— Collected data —
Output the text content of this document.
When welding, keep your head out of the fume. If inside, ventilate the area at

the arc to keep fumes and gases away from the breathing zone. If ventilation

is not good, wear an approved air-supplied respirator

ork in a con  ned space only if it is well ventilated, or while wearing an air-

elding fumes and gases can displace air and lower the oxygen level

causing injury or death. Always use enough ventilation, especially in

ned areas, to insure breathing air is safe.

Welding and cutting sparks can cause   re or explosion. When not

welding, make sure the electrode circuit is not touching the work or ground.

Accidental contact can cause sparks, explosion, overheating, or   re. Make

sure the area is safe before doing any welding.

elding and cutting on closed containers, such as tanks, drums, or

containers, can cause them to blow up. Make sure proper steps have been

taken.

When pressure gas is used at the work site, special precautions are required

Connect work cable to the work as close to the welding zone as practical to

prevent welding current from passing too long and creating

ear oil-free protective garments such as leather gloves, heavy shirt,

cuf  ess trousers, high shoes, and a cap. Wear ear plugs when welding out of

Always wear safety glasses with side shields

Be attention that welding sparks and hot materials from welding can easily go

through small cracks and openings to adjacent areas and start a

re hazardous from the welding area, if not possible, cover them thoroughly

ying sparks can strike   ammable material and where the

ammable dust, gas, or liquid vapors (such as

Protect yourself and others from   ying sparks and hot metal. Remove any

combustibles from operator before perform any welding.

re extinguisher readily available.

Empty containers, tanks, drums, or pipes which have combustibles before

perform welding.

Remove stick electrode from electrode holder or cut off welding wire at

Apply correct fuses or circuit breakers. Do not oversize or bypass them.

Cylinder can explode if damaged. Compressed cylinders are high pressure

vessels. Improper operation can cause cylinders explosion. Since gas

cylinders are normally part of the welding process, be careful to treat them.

— Description of the task —
Quote each line above in full, word for word.

— In response —
Output the text content of this document.
When welding, keep your head out of the fume. If inside, ventilate the area at

the arc to keep fumes and gases away from the breathing zone. If ventilation

is not good, wear an approved air-supplied respirator

ork in a con  ned space only if it is well ventilated, or while wearing an air-

elding fumes and gases can displace air and lower the oxygen level

causing injury or death. Always use enough ventilation, especially in

ned areas, to insure breathing air is safe.

Welding and cutting sparks can cause   re or explosion. When not

welding, make sure the electrode circuit is not touching the work or ground.

Accidental contact can cause sparks, explosion, overheating, or   re. Make

sure the area is safe before doing any welding.

elding and cutting on closed containers, such as tanks, drums, or

containers, can cause them to blow up. Make sure proper steps have been

taken.

When pressure gas is used at the work site, special precautions are required

Connect work cable to the work as close to the welding zone as practical to

prevent welding current from passing too long and creating

ear oil-free protective garments such as leather gloves, heavy shirt,

cuf  ess trousers, high shoes, and a cap. Wear ear plugs when welding out of

Always wear safety glasses with side shields

Be attention that welding sparks and hot materials from welding can easily go

through small cracks and openings to adjacent areas and start a

re hazardous from the welding area, if not possible, cover them thoroughly

ying sparks can strike   ammable material and where the

ammable dust, gas, or liquid vapors (such as

Protect yourself and others from   ying sparks and hot metal. Remove any

combustibles from operator before perform any welding.

re extinguisher readily available.

Empty containers, tanks, drums, or pipes which have combustibles before

perform welding.

Remove stick electrode from electrode holder or cut off welding wire at

Apply correct fuses or circuit breakers. Do not oversize or bypass them.

Cylinder can explode if damaged. Compressed cylinders are high pressure

vessels. Improper operation can cause cylinders explosion. Since gas

cylinders are normally part of the welding process, be careful to treat them.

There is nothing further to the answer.